[Items stored from a collection]
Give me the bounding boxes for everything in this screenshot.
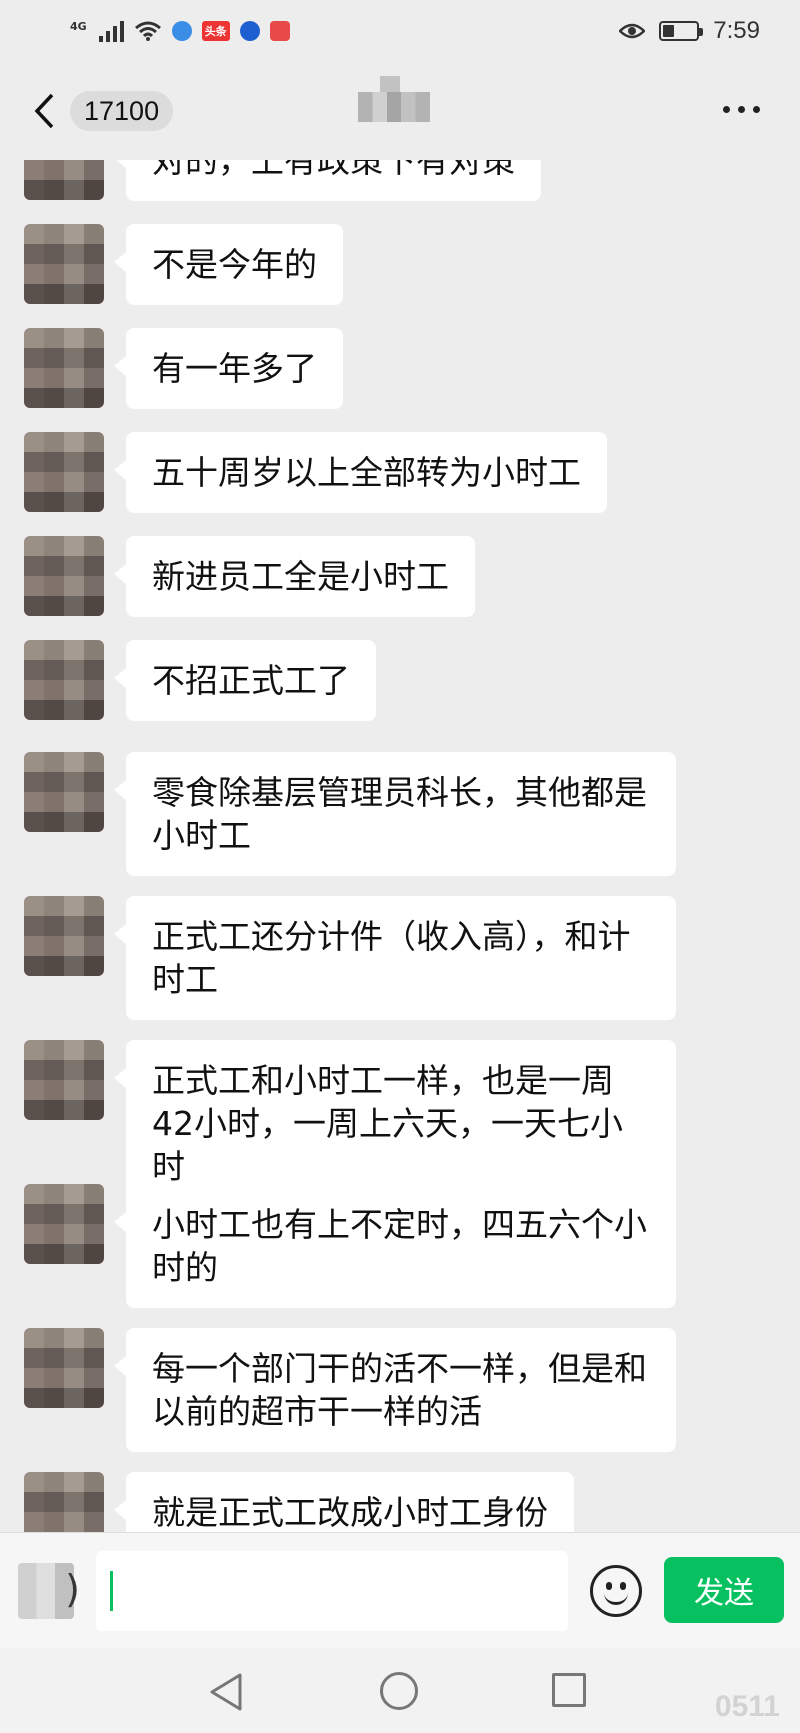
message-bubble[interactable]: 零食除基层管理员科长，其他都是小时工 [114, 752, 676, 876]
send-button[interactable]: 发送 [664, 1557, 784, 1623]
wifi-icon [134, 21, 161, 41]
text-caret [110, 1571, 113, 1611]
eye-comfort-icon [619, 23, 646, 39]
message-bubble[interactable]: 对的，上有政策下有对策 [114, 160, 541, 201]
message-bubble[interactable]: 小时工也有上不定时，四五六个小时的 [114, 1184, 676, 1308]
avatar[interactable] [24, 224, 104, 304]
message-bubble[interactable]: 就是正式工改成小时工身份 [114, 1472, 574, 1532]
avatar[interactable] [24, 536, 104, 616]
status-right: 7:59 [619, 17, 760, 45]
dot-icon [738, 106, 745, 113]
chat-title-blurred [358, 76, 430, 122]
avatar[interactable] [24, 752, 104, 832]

- Task description -
Please copy out every line of the data above word for word, omitting the pictures from your answer.

- Written solution -
Give me the bounding boxes for everything in this screenshot.
message-bubble[interactable]: 零食除基层管理员科长，其他都是小时工 [114, 752, 676, 876]
send-button[interactable]: 发送 [664, 1557, 784, 1623]
wifi-icon [134, 21, 161, 41]
text-caret [110, 1571, 113, 1611]
eye-comfort-icon [619, 23, 646, 39]
message-bubble[interactable]: 对的，上有政策下有对策 [114, 160, 541, 201]
message-bubble[interactable]: 小时工也有上不定时，四五六个小时的 [114, 1184, 676, 1308]
avatar[interactable] [24, 224, 104, 304]
message-bubble[interactable]: 就是正式工改成小时工身份 [114, 1472, 574, 1532]
avatar[interactable] [24, 536, 104, 616]
status-right: 7:59 [619, 17, 760, 45]
dot-icon [738, 106, 745, 113]
chat-title-blurred [358, 76, 430, 122]
avatar[interactable] [24, 752, 104, 832]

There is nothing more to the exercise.